Given exercise
Repeat the listing in full, preserving every character.

Extracted data

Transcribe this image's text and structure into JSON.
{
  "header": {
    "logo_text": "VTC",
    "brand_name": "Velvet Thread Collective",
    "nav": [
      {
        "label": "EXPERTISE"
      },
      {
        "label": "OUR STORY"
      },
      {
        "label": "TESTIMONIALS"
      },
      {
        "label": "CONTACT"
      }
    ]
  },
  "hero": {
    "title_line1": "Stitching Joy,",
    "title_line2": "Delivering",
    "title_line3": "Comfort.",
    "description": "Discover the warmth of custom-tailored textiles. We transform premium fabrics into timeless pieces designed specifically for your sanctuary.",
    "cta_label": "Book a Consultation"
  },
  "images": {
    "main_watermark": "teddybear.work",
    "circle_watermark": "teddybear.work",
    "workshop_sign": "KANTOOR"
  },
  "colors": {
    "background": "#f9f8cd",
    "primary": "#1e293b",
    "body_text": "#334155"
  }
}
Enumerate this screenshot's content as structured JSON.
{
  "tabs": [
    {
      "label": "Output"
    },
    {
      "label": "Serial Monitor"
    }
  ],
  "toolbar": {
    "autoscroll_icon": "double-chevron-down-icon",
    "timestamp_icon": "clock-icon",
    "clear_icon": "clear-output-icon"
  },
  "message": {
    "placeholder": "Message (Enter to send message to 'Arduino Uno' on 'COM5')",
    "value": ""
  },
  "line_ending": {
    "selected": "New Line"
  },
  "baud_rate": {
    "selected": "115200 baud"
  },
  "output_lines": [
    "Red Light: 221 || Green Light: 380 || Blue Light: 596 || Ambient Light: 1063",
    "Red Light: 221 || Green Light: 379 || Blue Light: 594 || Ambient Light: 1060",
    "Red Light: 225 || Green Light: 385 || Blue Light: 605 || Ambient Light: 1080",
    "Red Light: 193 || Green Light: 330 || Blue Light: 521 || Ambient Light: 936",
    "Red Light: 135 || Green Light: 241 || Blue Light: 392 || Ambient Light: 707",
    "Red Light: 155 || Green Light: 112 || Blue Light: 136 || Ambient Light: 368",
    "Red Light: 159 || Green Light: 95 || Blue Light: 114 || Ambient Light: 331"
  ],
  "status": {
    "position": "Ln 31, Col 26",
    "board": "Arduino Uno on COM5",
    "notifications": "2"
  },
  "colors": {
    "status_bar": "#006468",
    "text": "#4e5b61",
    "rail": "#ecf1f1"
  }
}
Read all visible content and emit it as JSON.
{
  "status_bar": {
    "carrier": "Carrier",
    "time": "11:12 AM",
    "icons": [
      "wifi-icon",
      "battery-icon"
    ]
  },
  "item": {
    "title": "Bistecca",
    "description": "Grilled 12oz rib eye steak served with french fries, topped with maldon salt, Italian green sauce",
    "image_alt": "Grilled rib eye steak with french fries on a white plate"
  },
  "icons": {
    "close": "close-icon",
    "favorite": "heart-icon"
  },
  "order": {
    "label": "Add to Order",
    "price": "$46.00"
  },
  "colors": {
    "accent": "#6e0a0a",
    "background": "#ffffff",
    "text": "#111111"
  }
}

Answer to this task
Transcribe this image's text and structure into JSON.
{
  "header": {
    "logo_text": "VTC",
    "brand_name": "Velvet Thread Collective",
    "nav": [
      {
        "label": "EXPERTISE"
      },
      {
        "label": "OUR STORY"
      },
      {
        "label": "TESTIMONIALS"
      },
      {
        "label": "CONTACT"
      }
    ]
  },
  "hero": {
    "title_line1": "Stitching Joy,",
    "title_line2": "Delivering",
    "title_line3": "Comfort.",
    "description": "Discover the warmth of custom-tailored textiles. We transform premium fabrics into timeless pieces designed specifically for your sanctuary.",
    "cta_label": "Book a Consultation"
  },
  "images": {
    "main_watermark": "teddybear.work",
    "circle_watermark": "teddybear.work",
    "workshop_sign": "KANTOOR"
  },
  "colors": {
    "background": "#f9f8cd",
    "primary": "#1e293b",
    "body_text": "#334155"
  }
}
Enumerate this screenshot's content as structured JSON.
{
  "tabs": [
    {
      "label": "Output"
    },
    {
      "label": "Serial Monitor"
    }
  ],
  "toolbar": {
    "autoscroll_icon": "double-chevron-down-icon",
    "timestamp_icon": "clock-icon",
    "clear_icon": "clear-output-icon"
  },
  "message": {
    "placeholder": "Message (Enter to send message to 'Arduino Uno' on 'COM5')",
    "value": ""
  },
  "line_ending": {
    "selected": "New Line"
  },
  "baud_rate": {
    "selected": "115200 baud"
  },
  "output_lines": [
    "Red Light: 221 || Green Light: 380 || Blue Light: 596 || Ambient Light: 1063",
    "Red Light: 221 || Green Light: 379 || Blue Light: 594 || Ambient Light: 1060",
    "Red Light: 225 || Green Light: 385 || Blue Light: 605 || Ambient Light: 1080",
    "Red Light: 193 || Green Light: 330 || Blue Light: 521 || Ambient Light: 936",
    "Red Light: 135 || Green Light: 241 || Blue Light: 392 || Ambient Light: 707",
    "Red Light: 155 || Green Light: 112 || Blue Light: 136 || Ambient Light: 368",
    "Red Light: 159 || Green Light: 95 || Blue Light: 114 || Ambient Light: 331"
  ],
  "status": {
    "position": "Ln 31, Col 26",
    "board": "Arduino Uno on COM5",
    "notifications": "2"
  },
  "colors": {
    "status_bar": "#006468",
    "text": "#4e5b61",
    "rail": "#ecf1f1"
  }
}
Read all visible content and emit it as JSON.
{
  "status_bar": {
    "carrier": "Carrier",
    "time": "11:12 AM",
    "icons": [
      "wifi-icon",
      "battery-icon"
    ]
  },
  "item": {
    "title": "Bistecca",
    "description": "Grilled 12oz rib eye steak served with french fries, topped with maldon salt, Italian green sauce",
    "image_alt": "Grilled rib eye steak with french fries on a white plate"
  },
  "icons": {
    "close": "close-icon",
    "favorite": "heart-icon"
  },
  "order": {
    "label": "Add to Order",
    "price": "$46.00"
  },
  "colors": {
    "accent": "#6e0a0a",
    "background": "#ffffff",
    "text": "#111111"
  }
}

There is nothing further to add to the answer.